Your instructions
Wherever the string "name" appears in a line, extract that line.

Figure content listings:
....

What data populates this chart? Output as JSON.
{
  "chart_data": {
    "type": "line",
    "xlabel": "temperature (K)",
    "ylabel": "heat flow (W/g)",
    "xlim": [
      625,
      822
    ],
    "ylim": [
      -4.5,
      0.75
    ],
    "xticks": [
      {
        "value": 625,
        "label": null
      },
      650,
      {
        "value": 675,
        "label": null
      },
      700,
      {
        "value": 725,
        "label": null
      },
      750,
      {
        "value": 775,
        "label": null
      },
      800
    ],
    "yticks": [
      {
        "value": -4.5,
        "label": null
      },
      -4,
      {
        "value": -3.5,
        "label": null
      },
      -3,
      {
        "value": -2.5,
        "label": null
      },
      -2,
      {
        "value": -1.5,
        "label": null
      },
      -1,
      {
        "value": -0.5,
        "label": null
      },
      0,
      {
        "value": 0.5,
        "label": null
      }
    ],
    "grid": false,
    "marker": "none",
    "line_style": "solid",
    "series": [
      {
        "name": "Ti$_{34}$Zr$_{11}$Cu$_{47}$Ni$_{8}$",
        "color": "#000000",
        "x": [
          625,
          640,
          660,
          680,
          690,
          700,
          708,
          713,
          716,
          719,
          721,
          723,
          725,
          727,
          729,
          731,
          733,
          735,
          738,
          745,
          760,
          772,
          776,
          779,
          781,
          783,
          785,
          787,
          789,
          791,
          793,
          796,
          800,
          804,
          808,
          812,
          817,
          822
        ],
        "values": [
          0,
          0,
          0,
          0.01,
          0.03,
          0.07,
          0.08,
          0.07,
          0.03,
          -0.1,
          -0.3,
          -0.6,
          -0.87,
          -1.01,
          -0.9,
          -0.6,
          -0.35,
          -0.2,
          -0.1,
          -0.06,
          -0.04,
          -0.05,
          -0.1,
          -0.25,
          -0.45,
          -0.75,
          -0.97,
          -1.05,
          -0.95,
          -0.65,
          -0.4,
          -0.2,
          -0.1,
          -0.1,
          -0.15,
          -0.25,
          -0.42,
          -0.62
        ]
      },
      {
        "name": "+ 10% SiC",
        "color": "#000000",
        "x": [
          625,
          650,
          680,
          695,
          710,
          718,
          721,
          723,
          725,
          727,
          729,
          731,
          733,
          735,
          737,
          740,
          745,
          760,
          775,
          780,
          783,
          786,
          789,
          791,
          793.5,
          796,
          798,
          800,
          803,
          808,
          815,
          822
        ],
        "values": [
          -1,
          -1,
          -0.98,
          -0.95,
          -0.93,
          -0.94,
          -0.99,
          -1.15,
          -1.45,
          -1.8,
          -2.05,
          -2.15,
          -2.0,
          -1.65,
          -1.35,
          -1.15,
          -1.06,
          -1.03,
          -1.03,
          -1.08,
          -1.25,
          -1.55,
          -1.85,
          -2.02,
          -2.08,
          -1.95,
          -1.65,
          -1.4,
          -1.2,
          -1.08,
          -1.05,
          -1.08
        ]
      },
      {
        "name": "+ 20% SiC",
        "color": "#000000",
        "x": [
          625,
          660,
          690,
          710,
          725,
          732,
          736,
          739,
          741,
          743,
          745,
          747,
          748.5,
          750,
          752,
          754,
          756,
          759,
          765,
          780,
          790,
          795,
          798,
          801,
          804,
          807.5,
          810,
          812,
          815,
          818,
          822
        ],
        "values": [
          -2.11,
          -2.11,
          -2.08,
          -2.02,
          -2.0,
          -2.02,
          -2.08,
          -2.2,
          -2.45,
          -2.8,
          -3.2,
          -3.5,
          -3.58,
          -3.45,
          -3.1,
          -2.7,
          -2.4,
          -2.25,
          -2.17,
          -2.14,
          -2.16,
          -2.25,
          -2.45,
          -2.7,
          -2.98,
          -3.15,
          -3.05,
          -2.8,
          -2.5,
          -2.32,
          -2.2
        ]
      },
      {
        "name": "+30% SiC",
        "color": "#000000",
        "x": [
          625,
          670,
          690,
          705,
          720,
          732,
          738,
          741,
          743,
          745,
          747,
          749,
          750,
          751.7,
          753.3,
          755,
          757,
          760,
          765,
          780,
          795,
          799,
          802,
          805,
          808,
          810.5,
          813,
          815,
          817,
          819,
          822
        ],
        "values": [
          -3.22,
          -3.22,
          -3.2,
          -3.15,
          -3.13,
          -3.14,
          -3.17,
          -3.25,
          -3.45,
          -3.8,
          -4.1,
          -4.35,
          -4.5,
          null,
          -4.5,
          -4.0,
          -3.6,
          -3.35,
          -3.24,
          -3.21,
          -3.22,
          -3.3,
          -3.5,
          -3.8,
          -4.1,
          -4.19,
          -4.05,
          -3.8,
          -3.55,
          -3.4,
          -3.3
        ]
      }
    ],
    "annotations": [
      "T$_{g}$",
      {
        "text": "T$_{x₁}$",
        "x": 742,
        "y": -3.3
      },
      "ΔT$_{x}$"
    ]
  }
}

....

Task result
        "name": "Ti$_{34}$Zr$_{11}$Cu$_{47}$Ni$_{8}$",
        "name": "+ 10% SiC",
        "name": "+ 20% SiC",
        "name": "+30% SiC",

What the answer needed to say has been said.